Given instruction:
Collect all the lines that mention the word "Пресс".

(Data excerpts)
........
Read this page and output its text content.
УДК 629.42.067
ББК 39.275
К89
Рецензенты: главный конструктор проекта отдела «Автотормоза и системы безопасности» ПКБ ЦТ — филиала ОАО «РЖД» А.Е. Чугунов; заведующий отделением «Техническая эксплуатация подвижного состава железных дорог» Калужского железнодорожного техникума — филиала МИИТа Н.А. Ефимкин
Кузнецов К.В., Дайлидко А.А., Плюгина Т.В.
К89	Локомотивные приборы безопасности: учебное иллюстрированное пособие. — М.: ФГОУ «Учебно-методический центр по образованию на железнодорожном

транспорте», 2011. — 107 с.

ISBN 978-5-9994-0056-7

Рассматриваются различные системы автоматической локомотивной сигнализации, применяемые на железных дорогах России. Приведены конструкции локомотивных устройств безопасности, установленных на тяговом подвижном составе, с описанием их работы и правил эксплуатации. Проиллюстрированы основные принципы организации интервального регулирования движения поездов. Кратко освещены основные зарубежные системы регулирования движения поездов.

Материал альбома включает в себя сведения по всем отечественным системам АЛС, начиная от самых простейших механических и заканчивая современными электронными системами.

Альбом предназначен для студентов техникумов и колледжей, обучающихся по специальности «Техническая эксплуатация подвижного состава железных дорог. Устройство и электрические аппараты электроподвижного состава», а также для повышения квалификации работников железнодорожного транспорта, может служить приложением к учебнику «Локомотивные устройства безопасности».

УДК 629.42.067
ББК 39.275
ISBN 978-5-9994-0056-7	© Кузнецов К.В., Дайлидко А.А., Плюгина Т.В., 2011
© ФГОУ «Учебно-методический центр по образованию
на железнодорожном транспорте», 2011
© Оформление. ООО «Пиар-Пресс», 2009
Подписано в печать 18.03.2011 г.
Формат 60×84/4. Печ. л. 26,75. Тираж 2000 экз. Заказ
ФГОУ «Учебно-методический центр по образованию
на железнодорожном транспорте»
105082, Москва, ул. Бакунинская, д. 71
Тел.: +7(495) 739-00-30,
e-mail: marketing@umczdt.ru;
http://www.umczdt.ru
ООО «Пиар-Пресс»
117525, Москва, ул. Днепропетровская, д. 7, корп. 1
........
Answer to this problem:
© Оформление. ООО «Пиар-Пресс», 2009
ООО «Пиар-Пресс»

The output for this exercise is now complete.